EXERCISE PROMPT – Review the lines that follow and copy each one that contains the word "JSON".

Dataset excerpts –
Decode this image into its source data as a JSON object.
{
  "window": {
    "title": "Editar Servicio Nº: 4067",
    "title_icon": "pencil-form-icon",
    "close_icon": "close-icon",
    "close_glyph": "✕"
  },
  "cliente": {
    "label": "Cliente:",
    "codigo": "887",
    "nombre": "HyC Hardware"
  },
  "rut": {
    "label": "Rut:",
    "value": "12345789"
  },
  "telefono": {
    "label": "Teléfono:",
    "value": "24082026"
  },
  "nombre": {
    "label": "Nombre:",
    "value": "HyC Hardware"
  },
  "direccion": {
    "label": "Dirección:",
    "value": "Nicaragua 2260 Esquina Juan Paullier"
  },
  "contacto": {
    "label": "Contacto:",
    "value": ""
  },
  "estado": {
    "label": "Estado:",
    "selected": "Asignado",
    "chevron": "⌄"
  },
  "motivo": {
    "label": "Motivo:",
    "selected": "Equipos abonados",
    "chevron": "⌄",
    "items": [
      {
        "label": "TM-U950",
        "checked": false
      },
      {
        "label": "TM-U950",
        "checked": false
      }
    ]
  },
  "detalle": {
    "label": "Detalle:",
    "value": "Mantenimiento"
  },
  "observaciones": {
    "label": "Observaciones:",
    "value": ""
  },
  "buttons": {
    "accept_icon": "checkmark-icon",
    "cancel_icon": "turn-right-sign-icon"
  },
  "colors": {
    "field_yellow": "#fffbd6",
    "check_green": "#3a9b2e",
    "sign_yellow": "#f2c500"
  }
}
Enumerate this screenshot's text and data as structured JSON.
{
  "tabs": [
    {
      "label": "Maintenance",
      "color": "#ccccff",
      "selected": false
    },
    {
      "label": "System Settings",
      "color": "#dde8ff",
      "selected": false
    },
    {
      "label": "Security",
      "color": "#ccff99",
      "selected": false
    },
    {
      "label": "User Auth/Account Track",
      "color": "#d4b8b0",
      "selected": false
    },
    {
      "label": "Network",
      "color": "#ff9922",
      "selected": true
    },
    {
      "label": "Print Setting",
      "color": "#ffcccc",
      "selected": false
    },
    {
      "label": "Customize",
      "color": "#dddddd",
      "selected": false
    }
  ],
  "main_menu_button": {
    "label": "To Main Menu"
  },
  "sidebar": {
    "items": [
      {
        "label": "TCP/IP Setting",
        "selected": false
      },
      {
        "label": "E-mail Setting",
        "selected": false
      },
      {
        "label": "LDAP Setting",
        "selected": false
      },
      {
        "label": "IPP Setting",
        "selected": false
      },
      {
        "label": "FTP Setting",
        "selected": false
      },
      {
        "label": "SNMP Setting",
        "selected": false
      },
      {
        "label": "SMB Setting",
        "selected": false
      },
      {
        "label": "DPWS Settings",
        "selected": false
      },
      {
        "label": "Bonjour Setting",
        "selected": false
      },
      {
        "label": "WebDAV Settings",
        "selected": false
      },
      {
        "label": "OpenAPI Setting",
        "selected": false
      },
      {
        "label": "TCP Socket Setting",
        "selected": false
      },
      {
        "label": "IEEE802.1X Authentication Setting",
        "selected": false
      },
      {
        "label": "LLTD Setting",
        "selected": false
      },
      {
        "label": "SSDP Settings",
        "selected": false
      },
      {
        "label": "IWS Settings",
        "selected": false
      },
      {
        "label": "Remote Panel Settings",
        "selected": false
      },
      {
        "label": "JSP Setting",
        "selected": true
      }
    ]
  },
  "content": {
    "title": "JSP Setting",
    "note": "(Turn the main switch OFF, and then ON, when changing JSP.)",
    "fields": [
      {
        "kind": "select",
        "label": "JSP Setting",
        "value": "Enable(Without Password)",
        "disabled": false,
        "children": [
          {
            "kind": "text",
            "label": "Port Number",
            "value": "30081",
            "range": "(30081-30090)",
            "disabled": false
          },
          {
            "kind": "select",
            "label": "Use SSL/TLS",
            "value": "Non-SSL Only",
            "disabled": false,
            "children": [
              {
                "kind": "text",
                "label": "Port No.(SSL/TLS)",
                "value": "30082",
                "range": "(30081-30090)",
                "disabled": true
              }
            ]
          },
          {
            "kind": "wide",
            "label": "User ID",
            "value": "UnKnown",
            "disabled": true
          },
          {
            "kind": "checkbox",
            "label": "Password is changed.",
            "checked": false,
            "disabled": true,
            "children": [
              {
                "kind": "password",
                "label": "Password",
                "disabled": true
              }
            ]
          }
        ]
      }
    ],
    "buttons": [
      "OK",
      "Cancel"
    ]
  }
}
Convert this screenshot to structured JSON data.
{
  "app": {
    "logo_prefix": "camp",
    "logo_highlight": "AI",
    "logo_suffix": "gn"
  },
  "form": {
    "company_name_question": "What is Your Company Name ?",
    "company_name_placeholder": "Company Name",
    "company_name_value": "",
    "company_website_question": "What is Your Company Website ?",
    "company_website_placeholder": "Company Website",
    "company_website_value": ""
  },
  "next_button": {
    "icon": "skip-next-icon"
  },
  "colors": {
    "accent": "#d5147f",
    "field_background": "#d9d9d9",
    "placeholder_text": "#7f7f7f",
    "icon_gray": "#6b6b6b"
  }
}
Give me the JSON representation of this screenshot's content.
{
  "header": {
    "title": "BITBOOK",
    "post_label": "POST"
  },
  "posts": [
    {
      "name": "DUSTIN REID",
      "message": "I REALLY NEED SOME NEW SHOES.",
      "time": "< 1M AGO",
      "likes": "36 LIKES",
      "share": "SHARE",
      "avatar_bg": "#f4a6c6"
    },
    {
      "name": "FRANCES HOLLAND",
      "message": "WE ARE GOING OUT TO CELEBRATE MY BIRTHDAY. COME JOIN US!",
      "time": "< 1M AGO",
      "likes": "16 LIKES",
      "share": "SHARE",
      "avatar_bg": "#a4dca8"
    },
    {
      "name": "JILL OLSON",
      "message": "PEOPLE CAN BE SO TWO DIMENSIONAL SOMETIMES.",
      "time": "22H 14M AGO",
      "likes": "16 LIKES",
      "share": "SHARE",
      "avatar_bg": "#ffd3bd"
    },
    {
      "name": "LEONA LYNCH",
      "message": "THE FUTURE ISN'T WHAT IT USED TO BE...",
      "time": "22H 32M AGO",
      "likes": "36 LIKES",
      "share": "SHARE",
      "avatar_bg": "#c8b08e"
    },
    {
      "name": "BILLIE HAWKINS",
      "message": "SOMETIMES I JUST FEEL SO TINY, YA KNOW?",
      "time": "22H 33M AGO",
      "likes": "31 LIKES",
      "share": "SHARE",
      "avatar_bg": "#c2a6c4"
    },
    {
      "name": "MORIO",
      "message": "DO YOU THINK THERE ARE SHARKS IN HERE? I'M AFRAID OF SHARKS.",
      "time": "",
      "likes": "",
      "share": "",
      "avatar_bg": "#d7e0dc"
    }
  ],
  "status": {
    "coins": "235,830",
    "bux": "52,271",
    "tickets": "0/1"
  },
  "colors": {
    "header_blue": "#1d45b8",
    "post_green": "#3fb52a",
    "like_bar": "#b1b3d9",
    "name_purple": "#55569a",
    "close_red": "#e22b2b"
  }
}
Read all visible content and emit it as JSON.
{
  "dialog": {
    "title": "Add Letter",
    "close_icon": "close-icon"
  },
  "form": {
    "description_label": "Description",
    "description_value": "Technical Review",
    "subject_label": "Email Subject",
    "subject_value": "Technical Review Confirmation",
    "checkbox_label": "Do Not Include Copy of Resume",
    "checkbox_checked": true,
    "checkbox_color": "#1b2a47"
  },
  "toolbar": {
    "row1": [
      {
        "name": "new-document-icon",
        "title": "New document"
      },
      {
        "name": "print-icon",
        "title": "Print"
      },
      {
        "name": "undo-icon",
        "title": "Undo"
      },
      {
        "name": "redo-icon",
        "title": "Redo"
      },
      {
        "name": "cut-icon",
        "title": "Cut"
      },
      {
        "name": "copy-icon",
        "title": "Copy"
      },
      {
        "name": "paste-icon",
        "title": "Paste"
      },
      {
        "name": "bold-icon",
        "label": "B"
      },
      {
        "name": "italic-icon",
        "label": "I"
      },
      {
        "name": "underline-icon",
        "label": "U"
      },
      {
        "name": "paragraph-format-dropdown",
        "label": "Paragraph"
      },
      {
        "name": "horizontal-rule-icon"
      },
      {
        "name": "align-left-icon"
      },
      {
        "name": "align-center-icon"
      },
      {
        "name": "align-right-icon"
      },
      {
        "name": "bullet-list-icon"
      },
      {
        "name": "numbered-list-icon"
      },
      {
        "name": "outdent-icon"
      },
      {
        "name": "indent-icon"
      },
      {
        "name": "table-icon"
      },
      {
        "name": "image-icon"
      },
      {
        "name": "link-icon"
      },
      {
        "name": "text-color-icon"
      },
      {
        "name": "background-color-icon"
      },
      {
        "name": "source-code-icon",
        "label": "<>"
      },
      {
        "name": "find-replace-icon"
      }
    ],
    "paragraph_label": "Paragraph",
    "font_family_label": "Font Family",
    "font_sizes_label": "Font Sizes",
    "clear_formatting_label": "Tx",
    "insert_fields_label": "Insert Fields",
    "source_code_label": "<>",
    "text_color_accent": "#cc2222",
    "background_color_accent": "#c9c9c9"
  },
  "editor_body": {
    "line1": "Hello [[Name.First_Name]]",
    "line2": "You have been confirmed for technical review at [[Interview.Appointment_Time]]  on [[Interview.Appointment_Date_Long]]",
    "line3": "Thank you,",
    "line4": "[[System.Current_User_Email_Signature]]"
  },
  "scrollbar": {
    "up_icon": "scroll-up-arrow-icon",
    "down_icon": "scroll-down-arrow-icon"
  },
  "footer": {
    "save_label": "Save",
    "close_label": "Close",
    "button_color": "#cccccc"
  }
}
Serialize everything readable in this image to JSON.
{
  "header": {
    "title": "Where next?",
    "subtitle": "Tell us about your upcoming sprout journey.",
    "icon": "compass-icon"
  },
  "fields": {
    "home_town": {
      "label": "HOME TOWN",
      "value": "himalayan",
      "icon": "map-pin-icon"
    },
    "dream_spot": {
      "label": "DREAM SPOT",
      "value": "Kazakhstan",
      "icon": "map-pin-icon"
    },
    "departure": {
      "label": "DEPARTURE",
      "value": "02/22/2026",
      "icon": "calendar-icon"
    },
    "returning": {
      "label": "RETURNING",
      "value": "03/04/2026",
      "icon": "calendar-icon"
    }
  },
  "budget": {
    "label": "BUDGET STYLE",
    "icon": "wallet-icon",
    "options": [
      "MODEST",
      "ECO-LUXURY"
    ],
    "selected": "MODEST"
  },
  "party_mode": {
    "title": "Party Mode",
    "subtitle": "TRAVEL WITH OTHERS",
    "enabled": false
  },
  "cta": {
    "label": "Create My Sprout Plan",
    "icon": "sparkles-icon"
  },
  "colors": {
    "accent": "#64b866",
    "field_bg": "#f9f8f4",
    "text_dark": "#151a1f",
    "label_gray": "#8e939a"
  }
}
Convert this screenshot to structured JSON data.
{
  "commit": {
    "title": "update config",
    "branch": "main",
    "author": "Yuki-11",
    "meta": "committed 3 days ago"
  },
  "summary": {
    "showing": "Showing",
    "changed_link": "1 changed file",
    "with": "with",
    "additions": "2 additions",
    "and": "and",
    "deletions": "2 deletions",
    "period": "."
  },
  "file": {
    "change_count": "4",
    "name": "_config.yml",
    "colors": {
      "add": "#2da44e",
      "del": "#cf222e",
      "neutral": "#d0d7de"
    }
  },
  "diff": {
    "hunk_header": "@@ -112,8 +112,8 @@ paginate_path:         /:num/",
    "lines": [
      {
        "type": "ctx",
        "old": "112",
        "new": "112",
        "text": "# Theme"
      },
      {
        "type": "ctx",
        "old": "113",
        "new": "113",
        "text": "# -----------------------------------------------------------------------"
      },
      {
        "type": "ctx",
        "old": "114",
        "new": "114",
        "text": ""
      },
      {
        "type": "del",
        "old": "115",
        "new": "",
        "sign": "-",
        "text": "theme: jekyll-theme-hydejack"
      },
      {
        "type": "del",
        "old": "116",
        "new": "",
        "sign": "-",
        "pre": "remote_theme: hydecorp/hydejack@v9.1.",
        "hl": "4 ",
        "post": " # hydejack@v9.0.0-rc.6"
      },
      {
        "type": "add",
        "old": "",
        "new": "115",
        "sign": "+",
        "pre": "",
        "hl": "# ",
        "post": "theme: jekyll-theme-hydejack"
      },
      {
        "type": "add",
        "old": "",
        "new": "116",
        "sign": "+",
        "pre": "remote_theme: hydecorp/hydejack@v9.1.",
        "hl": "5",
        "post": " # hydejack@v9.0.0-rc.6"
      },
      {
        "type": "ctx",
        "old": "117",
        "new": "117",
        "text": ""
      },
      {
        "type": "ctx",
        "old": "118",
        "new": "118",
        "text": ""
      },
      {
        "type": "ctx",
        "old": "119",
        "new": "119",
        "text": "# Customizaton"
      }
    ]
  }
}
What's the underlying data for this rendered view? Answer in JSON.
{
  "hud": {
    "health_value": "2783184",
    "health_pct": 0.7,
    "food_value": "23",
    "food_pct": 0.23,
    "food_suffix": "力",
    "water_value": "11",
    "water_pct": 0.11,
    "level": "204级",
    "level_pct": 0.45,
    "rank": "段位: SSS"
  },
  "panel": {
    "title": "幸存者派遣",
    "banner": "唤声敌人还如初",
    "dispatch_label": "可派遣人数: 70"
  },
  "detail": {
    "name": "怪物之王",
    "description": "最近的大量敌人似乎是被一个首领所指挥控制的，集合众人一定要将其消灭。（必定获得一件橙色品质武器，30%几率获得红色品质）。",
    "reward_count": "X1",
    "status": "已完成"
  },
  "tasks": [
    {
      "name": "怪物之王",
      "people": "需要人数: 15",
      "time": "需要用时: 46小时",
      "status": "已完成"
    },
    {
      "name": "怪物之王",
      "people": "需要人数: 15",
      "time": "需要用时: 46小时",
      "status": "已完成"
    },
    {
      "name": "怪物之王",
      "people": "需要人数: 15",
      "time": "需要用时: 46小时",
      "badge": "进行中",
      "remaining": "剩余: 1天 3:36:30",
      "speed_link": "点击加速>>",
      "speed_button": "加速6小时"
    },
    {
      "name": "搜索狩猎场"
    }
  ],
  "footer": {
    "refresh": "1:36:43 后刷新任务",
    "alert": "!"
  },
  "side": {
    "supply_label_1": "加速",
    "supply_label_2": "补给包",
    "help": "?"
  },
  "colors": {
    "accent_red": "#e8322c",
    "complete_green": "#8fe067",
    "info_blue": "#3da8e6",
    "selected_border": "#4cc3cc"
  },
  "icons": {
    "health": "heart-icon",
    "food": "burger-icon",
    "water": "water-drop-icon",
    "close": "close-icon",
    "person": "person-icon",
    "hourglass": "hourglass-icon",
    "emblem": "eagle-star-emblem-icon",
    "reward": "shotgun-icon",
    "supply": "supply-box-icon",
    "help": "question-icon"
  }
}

TASK OUTPUT –
Decode this image into its source data as a JSON object.
Enumerate this screenshot's text and data as structured JSON.
Convert this screenshot to structured JSON data.
Give me the JSON representation of this screenshot's content.
Read all visible content and emit it as JSON.
Serialize everything readable in this image to JSON.
Convert this screenshot to structured JSON data.
What's the underlying data for this rendered view? Answer in JSON.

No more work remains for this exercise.